The exercise: Reproduce every line in the listing that contains the word "JSON".

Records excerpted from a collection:

● ● ●

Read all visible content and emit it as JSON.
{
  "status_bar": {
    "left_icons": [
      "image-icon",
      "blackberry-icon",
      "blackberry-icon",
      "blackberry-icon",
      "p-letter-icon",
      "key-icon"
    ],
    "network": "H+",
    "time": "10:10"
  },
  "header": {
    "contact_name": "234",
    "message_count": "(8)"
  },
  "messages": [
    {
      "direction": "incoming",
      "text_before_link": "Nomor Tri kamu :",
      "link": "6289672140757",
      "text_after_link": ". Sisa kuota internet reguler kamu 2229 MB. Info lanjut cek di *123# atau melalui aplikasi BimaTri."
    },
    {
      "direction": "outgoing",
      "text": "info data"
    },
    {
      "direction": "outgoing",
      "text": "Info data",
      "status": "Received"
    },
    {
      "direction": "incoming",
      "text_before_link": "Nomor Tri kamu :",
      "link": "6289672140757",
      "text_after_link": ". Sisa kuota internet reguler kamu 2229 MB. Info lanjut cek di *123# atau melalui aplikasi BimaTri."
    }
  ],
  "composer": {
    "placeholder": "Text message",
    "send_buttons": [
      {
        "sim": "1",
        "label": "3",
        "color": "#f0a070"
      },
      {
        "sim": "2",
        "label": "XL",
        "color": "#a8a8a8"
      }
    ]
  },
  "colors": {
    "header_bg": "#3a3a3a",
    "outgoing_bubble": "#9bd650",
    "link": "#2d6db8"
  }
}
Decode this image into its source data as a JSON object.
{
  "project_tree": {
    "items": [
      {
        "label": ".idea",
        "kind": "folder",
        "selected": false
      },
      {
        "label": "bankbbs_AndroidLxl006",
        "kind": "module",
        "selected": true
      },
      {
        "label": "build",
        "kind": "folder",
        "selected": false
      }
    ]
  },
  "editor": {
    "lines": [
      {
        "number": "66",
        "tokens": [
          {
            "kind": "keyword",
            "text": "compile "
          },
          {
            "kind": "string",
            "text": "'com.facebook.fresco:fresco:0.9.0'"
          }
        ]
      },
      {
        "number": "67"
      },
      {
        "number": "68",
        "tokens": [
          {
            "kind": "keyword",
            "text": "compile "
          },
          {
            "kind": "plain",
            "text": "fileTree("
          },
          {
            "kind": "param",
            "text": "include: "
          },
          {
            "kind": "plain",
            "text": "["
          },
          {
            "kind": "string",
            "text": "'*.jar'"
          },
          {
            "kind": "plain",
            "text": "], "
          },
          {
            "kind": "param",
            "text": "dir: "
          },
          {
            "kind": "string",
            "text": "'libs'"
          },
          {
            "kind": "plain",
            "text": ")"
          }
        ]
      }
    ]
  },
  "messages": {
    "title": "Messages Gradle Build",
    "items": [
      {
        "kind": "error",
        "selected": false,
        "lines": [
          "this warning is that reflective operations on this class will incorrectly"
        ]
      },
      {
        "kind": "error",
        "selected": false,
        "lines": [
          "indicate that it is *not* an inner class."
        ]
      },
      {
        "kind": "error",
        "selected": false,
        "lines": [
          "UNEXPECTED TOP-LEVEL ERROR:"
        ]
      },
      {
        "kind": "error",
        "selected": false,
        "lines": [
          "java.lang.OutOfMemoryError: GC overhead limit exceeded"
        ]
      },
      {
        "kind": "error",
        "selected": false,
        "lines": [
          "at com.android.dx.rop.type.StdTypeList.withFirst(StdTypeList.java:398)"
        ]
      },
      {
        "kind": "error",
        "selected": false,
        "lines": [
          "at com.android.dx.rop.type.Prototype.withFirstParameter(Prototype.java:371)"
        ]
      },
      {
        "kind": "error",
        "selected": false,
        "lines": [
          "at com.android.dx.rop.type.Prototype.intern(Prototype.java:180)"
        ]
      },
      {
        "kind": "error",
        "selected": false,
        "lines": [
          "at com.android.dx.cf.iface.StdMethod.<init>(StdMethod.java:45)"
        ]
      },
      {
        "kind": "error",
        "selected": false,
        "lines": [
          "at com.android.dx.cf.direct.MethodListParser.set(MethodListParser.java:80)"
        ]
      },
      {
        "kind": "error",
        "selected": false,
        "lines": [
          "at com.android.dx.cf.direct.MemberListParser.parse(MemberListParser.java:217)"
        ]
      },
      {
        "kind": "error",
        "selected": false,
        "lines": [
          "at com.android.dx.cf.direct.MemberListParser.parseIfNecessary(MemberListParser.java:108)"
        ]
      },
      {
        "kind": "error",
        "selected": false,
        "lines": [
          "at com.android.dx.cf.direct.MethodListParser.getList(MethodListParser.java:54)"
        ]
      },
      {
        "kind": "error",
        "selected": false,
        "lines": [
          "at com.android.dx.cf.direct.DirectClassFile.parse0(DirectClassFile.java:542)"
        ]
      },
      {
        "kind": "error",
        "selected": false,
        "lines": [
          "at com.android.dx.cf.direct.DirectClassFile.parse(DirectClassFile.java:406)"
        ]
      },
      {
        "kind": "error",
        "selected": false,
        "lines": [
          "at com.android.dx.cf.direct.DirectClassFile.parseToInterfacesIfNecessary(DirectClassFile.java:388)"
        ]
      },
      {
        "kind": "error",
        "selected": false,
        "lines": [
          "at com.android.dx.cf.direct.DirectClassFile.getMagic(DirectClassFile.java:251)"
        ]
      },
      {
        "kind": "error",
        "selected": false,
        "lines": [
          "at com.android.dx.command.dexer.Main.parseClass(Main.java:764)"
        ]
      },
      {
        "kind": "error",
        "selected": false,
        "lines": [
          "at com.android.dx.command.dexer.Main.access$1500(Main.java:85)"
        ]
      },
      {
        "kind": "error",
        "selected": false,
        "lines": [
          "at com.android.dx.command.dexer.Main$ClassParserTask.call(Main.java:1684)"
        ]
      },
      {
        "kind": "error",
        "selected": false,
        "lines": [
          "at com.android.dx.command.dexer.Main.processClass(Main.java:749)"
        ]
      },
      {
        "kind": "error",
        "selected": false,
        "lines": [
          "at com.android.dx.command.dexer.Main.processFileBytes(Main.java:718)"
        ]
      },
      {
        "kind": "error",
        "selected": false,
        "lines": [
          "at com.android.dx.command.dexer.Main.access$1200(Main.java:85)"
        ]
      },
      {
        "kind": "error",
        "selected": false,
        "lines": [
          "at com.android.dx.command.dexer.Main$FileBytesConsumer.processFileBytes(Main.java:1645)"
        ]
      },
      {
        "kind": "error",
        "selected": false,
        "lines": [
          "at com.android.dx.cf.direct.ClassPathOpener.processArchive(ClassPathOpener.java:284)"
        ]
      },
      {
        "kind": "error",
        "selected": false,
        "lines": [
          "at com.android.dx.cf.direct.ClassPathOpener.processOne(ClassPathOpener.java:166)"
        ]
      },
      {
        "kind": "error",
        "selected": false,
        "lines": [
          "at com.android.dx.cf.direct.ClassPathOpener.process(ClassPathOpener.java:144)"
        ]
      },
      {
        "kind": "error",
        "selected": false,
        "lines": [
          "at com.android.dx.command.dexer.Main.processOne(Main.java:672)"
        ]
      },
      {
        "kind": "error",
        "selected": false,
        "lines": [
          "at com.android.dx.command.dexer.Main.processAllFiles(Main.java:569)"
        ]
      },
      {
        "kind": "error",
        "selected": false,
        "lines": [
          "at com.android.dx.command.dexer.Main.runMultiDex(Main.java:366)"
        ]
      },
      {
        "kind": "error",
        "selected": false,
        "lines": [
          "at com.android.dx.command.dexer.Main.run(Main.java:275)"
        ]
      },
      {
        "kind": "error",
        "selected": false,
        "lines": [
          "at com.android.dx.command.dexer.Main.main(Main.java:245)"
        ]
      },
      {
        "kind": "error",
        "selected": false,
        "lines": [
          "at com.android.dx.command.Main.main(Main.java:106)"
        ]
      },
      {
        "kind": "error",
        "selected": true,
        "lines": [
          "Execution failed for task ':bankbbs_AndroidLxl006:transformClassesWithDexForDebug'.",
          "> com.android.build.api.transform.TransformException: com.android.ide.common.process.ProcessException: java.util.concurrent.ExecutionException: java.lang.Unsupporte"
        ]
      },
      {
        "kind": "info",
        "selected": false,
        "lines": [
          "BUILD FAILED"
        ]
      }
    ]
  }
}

● ● ●

Complete response:
Read all visible content and emit it as JSON.
Decode this image into its source data as a JSON object.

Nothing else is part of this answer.